- [To be done]
Search the records below for the word "молодых". Pull out each line that has it.

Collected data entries
————————
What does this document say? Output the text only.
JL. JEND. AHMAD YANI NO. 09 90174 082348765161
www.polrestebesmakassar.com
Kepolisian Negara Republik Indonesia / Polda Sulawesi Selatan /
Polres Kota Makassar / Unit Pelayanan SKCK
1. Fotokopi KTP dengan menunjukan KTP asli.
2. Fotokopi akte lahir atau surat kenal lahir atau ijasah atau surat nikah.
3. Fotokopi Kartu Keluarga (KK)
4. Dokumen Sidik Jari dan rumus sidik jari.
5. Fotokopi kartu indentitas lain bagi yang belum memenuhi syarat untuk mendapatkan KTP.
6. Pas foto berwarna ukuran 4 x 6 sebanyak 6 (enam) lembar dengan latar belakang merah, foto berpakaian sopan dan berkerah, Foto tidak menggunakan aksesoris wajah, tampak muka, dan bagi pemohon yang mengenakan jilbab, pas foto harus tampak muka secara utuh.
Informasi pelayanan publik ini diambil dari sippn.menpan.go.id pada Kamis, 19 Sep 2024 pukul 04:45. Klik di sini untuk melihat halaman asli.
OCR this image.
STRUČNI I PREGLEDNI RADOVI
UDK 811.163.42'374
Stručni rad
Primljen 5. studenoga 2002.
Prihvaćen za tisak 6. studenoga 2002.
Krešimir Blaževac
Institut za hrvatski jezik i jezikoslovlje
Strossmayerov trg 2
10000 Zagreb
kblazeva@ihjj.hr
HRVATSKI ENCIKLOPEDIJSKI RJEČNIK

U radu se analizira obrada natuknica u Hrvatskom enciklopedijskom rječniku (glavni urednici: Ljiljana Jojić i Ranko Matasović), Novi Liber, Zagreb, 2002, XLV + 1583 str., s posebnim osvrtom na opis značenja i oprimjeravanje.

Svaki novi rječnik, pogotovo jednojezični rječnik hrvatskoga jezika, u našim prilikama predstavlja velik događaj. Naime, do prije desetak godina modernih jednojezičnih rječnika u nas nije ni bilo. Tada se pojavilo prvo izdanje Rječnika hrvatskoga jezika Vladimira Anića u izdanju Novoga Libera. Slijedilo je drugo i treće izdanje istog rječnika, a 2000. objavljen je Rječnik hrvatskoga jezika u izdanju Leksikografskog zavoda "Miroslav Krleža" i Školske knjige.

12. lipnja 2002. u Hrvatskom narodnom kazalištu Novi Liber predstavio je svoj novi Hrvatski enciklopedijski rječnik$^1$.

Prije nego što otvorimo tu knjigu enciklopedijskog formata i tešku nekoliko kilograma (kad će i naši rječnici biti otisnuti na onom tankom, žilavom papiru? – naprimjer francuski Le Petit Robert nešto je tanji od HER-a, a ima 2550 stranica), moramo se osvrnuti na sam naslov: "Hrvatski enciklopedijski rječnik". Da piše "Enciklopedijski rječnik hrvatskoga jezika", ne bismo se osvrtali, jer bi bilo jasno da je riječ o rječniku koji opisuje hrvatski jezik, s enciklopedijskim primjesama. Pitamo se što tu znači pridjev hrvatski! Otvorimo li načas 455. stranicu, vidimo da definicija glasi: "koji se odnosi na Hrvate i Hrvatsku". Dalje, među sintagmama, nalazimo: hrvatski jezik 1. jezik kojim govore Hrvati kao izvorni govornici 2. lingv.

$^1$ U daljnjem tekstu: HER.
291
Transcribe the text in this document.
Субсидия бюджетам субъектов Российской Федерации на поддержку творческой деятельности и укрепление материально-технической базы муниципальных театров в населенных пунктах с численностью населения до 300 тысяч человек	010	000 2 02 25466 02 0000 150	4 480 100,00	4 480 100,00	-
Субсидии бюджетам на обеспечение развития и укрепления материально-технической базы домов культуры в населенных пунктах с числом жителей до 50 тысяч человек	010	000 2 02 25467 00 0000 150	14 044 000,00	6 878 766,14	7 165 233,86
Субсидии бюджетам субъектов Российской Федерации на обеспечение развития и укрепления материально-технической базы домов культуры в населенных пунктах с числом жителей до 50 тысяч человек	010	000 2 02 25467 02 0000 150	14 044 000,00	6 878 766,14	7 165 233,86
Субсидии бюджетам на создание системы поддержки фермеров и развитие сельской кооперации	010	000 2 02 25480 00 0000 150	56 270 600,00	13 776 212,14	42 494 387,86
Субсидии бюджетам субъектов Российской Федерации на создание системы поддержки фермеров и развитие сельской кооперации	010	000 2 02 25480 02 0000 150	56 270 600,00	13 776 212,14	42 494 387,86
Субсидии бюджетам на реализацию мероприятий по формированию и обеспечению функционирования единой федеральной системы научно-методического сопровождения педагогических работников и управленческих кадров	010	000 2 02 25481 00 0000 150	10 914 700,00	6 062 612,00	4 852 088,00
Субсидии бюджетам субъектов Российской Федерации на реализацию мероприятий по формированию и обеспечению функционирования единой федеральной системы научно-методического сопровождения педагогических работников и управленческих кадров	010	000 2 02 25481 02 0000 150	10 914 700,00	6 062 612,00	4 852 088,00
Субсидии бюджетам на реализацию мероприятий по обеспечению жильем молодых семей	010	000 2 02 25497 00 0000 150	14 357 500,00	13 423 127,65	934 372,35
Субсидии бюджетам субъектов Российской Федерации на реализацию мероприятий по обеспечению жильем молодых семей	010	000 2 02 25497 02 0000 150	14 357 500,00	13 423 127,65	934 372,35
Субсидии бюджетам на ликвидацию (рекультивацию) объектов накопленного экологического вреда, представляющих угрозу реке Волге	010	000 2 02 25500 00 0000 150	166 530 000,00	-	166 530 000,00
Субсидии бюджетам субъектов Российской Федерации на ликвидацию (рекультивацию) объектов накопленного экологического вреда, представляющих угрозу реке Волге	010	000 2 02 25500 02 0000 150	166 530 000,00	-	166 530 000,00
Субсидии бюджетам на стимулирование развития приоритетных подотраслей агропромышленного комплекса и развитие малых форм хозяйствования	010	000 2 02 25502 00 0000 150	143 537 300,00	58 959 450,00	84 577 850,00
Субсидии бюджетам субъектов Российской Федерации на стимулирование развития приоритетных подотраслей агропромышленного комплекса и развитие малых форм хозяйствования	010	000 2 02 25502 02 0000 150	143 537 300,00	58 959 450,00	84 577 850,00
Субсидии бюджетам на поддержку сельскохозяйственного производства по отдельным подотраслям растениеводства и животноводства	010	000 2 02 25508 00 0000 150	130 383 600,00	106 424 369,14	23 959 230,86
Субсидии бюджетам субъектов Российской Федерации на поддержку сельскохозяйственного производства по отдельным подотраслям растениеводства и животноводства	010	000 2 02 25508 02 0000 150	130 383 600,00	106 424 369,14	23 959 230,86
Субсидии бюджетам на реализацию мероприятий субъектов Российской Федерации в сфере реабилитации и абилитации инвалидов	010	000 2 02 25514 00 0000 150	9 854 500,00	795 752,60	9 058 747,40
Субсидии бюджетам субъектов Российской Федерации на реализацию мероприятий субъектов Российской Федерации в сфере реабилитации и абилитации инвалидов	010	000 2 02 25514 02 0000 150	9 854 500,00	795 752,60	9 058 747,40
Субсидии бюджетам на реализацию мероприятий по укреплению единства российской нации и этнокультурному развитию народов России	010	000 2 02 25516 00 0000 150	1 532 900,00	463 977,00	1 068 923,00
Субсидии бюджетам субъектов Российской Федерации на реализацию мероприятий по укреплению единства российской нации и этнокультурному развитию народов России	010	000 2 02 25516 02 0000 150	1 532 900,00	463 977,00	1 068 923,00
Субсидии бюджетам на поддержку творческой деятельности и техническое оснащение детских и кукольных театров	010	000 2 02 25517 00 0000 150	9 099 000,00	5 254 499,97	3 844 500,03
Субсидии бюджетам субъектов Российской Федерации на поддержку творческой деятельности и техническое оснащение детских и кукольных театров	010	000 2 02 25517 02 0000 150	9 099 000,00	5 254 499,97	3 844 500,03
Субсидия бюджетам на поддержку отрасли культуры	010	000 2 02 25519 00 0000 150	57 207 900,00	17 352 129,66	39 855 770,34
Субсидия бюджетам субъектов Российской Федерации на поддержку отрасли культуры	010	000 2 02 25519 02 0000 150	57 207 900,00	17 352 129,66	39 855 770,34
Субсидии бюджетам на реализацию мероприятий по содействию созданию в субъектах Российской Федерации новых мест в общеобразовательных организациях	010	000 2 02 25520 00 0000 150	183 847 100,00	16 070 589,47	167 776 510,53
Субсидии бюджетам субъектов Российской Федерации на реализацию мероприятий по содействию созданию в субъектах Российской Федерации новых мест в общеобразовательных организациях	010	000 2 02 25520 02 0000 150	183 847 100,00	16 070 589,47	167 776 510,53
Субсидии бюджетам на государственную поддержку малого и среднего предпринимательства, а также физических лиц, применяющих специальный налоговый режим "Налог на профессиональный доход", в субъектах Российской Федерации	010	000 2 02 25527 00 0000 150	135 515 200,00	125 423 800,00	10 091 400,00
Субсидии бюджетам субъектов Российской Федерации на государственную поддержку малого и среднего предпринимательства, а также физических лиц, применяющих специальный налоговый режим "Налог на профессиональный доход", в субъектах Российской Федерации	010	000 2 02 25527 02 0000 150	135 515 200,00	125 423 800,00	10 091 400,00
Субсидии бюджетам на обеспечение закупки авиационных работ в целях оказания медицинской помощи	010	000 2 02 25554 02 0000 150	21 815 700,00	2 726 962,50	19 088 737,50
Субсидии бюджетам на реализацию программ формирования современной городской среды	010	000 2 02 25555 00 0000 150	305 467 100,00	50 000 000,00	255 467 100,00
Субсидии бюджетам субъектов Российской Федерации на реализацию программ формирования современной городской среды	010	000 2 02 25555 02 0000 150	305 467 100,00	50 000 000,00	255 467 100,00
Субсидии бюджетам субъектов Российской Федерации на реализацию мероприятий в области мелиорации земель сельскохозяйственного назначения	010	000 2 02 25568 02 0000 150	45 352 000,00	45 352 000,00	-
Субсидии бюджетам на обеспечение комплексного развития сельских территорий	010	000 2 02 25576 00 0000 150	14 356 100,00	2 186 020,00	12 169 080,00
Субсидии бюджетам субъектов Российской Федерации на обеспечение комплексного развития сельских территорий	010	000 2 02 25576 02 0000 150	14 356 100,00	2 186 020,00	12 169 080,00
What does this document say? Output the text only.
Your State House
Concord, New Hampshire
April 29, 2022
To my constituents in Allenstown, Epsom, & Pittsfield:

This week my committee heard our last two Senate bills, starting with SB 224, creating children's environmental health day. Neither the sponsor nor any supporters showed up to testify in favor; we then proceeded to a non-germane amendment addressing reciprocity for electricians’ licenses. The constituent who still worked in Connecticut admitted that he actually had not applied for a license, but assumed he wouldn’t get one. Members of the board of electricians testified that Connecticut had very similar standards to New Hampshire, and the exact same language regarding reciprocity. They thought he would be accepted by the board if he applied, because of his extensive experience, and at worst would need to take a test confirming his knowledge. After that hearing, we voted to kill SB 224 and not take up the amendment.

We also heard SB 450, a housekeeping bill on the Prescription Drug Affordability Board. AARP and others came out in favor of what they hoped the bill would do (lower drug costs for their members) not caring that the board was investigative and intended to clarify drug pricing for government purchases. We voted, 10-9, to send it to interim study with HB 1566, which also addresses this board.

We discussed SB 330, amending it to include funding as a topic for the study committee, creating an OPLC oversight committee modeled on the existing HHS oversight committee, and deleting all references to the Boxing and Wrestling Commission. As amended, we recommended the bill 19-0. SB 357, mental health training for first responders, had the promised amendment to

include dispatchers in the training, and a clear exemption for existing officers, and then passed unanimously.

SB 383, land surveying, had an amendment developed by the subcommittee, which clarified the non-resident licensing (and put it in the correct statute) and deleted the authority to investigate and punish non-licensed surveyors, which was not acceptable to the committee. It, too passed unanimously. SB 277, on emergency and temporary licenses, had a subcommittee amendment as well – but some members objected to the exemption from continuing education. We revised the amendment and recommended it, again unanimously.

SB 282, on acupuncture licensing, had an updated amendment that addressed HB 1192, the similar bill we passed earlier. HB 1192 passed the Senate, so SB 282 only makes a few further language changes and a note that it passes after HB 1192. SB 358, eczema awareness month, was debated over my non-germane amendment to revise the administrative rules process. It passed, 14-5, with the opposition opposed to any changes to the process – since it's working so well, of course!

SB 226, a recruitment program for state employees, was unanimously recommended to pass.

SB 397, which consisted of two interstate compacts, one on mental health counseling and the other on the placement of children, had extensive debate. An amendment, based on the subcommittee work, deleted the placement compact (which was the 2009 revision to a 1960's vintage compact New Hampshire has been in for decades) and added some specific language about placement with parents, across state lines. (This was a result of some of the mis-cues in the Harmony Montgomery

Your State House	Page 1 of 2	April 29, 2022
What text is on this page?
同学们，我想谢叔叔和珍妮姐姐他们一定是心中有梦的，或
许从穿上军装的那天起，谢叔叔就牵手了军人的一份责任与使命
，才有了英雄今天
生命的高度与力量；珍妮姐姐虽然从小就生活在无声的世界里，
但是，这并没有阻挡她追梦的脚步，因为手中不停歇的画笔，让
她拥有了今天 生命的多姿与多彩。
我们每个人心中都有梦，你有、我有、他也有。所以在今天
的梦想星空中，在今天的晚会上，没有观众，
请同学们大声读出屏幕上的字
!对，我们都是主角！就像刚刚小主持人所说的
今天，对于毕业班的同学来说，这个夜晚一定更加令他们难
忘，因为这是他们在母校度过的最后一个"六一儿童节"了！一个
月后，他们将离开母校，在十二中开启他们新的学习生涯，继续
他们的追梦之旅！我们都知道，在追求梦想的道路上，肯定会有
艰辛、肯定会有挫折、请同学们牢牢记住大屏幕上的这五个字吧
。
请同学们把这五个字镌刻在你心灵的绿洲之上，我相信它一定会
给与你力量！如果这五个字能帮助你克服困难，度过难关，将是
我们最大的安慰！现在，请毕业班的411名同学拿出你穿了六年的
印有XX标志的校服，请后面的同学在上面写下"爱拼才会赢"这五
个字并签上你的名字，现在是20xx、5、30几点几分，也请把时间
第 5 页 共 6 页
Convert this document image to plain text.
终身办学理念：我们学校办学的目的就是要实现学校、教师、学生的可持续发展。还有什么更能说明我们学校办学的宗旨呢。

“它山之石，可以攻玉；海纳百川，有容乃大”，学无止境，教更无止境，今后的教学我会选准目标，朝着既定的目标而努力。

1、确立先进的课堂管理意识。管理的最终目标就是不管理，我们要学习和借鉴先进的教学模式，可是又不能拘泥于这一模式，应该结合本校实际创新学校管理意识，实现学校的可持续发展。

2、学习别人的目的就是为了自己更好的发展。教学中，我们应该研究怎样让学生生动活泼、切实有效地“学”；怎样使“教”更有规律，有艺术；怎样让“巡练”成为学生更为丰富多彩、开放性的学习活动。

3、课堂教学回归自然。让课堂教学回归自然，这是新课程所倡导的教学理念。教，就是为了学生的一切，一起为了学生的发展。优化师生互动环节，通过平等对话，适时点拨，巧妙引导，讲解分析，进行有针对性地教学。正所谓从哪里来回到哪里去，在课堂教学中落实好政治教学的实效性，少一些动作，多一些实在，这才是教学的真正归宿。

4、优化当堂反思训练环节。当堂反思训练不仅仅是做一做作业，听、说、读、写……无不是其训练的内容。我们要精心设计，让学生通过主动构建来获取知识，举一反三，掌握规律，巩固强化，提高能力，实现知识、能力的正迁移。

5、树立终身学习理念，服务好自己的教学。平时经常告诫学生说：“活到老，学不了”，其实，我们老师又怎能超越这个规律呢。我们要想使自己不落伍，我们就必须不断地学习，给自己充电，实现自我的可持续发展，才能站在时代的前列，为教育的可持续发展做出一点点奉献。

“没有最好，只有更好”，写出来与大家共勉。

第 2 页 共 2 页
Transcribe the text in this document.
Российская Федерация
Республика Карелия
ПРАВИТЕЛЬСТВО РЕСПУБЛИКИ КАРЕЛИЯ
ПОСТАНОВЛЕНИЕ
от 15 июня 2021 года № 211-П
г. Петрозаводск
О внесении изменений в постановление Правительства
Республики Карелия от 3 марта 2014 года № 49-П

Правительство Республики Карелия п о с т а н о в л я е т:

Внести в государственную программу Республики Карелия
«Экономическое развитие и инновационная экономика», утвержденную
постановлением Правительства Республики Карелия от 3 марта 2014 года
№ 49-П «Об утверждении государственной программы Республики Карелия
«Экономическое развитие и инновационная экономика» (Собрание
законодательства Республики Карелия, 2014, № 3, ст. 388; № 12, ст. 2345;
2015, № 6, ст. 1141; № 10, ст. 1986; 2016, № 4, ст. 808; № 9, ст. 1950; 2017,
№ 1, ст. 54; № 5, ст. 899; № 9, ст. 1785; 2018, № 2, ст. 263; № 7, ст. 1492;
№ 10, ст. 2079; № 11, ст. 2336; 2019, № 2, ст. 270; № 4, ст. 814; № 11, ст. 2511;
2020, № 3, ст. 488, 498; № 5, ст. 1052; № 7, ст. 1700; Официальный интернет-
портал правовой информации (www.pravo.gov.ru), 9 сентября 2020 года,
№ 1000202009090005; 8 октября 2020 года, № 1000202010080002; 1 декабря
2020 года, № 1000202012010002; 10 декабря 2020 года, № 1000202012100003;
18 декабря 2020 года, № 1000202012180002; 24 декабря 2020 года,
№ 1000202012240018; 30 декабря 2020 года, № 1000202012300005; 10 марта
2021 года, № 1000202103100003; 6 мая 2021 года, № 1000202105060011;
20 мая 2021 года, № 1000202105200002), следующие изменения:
————————
- [Written solution]
Субсидии бюджетам на реализацию мероприятий по обеспечению жильем молодых семей	010	000 2 02 25497 00 0000 150	14 357 500,00	13 423 127,65	934 372,35
Субсидии бюджетам субъектов Российской Федерации на реализацию мероприятий по обеспечению жильем молодых семей	010	000 2 02 25497 02 0000 150	14 357 500,00	13 423 127,65	934 372,35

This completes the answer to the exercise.